What you need to do → Return the entries verbatim and drop every picture.

★ ★ ★

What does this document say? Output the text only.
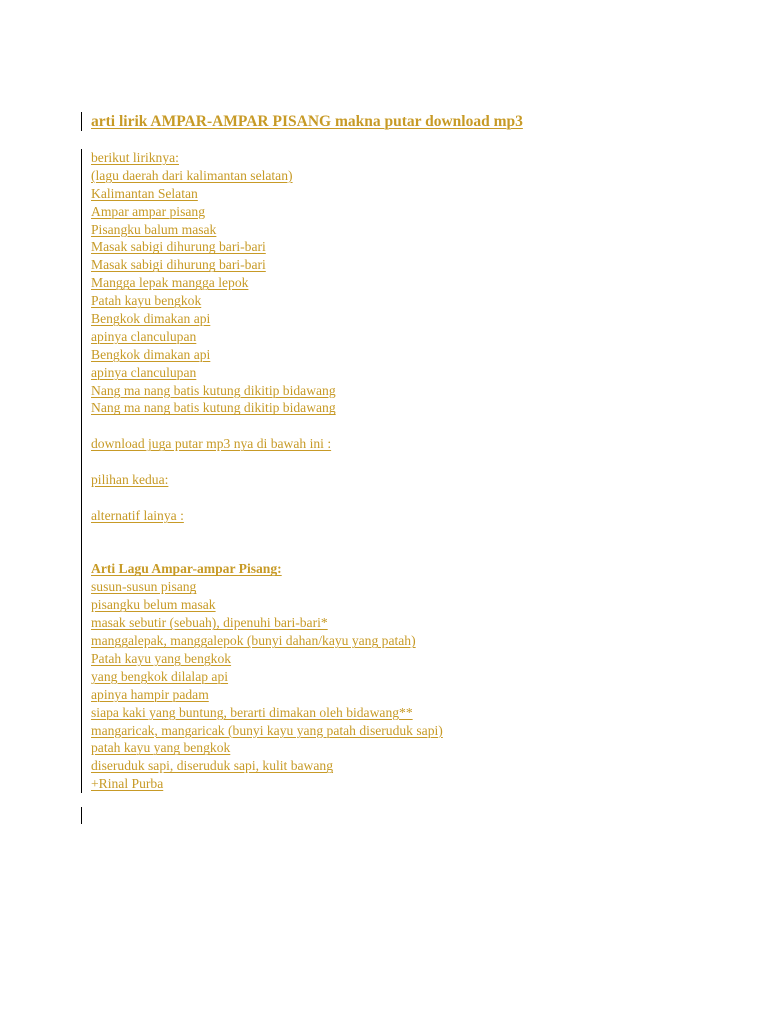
arti lirik AMPAR-AMPAR PISANG makna putar download mp3
berikut liriknya:
(lagu daerah dari kalimantan selatan)
Kalimantan Selatan
Ampar ampar pisang
Pisangku balum masak
Masak sabigi dihurung bari-bari
Masak sabigi dihurung bari-bari
Mangga lepak mangga lepok
Patah kayu bengkok
Bengkok dimakan api
apinya clanculupan
Bengkok dimakan api
apinya clanculupan
Nang ma nang batis kutung dikitip bidawang
Nang ma nang batis kutung dikitip bidawang
download juga putar mp3 nya di bawah ini :
pilihan kedua:
alternatif lainya :
Arti Lagu Ampar-ampar Pisang:
susun-susun pisang
pisangku belum masak
masak sebutir (sebuah), dipenuhi bari-bari*
manggalepak, manggalepok (bunyi dahan/kayu yang patah)
Patah kayu yang bengkok
yang bengkok dilalap api
apinya hampir padam
siapa kaki yang buntung, berarti dimakan oleh bidawang**
mangaricak, mangaricak (bunyi kayu yang patah diseruduk sapi)
patah kayu yang bengkok
diseruduk sapi, diseruduk sapi, kulit bawang
+Rinal Purba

★ ★ ★

Task answer →
What does this document say? Output the text only.
arti lirik AMPAR-AMPAR PISANG makna putar download mp3
berikut liriknya:
(lagu daerah dari kalimantan selatan)
Kalimantan Selatan
Ampar ampar pisang
Pisangku balum masak
Masak sabigi dihurung bari-bari
Masak sabigi dihurung bari-bari
Mangga lepak mangga lepok
Patah kayu bengkok
Bengkok dimakan api
apinya clanculupan
Bengkok dimakan api
apinya clanculupan
Nang ma nang batis kutung dikitip bidawang
Nang ma nang batis kutung dikitip bidawang
download juga putar mp3 nya di bawah ini :
pilihan kedua:
alternatif lainya :
Arti Lagu Ampar-ampar Pisang:
susun-susun pisang
pisangku belum masak
masak sebutir (sebuah), dipenuhi bari-bari*
manggalepak, manggalepok (bunyi dahan/kayu yang patah)
Patah kayu yang bengkok
yang bengkok dilalap api
apinya hampir padam
siapa kaki yang buntung, berarti dimakan oleh bidawang**
mangaricak, mangaricak (bunyi kayu yang patah diseruduk sapi)
patah kayu yang bengkok
diseruduk sapi, diseruduk sapi, kulit bawang
+Rinal Purba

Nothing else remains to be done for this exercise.